-------- RECORDS FOR THE EXERCISE

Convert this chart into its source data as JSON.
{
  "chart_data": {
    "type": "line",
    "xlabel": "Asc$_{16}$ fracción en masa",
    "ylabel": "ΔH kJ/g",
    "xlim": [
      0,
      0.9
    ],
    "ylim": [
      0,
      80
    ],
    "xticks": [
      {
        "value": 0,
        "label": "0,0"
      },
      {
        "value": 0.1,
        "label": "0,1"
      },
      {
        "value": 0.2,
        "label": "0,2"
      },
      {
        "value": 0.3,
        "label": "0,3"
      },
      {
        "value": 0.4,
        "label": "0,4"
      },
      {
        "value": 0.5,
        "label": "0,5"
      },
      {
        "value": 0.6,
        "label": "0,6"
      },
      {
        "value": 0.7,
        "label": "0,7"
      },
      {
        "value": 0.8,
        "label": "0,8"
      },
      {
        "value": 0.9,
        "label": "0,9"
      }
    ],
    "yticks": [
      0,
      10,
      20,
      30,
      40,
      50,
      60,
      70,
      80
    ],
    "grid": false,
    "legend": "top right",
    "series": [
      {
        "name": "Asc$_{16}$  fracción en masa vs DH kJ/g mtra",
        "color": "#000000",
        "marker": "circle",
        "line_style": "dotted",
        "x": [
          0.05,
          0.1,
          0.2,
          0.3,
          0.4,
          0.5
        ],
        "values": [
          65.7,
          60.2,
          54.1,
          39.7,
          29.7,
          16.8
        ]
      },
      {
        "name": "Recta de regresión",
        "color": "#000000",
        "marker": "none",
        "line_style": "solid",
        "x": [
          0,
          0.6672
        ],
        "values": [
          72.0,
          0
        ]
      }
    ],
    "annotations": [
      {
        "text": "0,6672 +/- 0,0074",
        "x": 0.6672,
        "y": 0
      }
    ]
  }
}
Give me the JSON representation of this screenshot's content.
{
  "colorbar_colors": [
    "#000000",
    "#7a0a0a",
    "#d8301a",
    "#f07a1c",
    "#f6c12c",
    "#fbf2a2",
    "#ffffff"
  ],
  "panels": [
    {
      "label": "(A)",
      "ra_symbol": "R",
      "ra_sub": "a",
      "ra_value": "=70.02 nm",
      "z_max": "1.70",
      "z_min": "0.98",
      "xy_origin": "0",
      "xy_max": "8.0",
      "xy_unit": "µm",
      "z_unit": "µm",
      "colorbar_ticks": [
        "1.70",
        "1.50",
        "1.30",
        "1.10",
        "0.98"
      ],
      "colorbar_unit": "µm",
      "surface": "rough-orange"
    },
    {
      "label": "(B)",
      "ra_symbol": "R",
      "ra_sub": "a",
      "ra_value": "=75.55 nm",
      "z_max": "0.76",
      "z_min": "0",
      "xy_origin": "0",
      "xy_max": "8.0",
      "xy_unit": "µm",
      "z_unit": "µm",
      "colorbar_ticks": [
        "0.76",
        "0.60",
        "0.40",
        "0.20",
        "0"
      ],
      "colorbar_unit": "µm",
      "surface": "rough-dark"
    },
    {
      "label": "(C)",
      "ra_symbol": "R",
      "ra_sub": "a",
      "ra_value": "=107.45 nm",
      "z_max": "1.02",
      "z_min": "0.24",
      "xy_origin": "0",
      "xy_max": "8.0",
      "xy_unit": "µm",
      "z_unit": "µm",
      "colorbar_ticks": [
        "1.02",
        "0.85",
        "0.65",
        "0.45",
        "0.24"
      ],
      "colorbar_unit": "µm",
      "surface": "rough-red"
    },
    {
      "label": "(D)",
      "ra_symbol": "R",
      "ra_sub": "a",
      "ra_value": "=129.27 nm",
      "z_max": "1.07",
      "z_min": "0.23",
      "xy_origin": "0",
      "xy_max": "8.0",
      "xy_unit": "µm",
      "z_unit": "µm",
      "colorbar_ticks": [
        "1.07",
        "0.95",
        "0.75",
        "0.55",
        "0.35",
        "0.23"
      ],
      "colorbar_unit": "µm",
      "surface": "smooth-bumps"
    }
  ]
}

----------------

WRITTEN REQUEST >> Locate the lines above that contain "masa" and copy them.

OUTPUT FOR THIS TASK >>
    "xlabel": "Asc$_{16}$ fracción en masa",
        "name": "Asc$_{16}$  fracción en masa vs DH kJ/g mtra",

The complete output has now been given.